[Records excerpted from a collection]

[start]

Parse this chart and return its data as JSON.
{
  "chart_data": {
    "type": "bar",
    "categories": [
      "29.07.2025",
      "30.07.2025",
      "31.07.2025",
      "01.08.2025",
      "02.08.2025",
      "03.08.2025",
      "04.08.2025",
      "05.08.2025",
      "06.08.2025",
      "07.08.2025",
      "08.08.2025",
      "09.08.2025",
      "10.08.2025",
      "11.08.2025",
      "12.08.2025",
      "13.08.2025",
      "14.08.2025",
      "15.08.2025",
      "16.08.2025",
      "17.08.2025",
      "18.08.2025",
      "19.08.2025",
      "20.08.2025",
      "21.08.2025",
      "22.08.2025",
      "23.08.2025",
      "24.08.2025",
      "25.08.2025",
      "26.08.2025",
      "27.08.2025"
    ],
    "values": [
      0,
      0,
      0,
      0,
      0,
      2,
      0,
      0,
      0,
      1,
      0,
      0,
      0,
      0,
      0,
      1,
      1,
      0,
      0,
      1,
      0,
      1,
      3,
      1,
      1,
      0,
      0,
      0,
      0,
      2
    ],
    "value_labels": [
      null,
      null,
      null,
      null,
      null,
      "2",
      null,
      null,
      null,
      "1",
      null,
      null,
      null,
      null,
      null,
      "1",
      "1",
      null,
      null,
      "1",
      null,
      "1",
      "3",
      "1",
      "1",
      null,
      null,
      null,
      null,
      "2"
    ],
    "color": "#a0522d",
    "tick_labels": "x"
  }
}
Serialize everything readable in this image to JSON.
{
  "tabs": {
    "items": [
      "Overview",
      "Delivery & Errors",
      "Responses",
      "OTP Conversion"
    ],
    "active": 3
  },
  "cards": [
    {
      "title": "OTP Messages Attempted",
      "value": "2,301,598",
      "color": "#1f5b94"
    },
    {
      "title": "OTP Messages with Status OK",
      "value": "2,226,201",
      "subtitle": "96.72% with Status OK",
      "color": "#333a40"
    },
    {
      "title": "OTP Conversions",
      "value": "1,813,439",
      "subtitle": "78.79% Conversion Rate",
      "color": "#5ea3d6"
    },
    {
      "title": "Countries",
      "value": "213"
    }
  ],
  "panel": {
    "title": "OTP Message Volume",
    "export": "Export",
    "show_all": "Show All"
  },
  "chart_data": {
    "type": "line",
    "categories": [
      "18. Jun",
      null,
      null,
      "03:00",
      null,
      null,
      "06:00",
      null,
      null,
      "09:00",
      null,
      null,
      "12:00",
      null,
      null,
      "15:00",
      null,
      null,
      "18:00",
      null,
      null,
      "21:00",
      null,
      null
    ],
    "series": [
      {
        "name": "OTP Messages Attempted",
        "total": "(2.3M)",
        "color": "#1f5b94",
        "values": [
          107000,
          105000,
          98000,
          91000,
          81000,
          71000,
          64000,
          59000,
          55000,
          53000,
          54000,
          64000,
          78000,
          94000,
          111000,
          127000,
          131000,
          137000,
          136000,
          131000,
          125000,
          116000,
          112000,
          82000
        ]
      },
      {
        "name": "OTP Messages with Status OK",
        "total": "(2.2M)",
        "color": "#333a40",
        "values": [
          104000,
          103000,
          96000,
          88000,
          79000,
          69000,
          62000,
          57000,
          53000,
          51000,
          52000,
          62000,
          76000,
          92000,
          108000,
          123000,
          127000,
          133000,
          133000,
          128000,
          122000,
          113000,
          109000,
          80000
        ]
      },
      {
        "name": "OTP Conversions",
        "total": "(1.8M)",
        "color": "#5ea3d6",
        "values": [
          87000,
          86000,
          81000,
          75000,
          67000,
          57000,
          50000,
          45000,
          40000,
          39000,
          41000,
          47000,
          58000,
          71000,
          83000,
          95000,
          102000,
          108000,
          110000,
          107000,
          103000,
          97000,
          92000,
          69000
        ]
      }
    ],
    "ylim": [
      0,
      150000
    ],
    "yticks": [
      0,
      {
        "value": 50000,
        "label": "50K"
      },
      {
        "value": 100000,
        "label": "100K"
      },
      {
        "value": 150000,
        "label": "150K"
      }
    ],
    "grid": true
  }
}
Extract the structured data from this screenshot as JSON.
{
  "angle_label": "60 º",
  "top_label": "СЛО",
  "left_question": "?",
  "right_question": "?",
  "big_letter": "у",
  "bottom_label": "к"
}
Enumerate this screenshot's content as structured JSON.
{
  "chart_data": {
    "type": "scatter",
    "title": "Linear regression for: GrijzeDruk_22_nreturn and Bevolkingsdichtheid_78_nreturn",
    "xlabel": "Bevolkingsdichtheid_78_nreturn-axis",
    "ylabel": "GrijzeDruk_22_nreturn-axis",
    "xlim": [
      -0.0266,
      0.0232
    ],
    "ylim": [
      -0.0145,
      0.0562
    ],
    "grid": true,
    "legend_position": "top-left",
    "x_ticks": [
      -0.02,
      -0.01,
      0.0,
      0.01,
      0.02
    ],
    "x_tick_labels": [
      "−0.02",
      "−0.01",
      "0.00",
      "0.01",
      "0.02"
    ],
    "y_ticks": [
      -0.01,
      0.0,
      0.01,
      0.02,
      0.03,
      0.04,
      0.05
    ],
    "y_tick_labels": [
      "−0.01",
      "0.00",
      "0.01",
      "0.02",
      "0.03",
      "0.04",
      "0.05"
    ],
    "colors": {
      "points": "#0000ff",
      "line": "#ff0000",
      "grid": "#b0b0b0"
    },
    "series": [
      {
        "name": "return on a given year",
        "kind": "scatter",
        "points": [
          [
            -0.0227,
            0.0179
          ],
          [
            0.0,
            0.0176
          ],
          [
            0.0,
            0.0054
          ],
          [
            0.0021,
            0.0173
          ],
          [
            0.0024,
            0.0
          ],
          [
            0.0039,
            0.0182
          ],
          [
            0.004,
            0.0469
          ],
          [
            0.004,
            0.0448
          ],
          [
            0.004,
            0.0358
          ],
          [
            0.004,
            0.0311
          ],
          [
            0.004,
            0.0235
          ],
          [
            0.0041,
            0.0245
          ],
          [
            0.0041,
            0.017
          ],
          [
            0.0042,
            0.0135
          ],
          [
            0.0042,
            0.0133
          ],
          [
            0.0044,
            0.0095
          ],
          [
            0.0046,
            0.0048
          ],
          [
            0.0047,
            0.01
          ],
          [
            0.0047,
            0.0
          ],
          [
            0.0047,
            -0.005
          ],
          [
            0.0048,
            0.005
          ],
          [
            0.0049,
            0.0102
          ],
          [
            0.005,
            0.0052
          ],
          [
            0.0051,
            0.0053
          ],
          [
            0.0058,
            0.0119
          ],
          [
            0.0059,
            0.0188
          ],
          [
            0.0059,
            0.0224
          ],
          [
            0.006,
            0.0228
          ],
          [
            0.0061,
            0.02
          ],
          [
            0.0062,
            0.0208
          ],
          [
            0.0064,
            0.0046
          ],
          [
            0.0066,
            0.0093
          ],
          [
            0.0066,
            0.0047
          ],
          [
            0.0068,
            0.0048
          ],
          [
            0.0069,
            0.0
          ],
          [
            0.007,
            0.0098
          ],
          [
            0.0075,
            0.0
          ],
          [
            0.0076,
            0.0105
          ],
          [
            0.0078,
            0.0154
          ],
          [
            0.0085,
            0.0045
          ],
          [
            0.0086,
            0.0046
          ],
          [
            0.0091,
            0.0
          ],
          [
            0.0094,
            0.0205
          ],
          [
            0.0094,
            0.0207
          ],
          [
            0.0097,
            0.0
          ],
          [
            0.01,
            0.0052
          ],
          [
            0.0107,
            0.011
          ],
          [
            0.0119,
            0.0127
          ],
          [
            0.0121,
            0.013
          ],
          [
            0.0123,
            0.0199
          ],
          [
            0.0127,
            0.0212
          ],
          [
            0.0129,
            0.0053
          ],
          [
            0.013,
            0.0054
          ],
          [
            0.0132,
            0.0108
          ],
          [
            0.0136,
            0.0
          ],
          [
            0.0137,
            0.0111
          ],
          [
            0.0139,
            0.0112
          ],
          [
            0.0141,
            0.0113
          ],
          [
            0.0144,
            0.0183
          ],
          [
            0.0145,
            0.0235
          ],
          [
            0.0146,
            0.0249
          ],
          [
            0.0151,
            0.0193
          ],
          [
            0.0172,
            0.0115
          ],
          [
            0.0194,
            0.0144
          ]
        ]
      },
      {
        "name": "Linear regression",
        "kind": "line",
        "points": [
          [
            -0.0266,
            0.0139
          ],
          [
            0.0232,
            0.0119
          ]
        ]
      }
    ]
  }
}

[end]

**Problem statement**
Make a copy of each line that contains the string "Conversions".

**Correct output**
      "title": "OTP Conversions",
        "name": "OTP Conversions",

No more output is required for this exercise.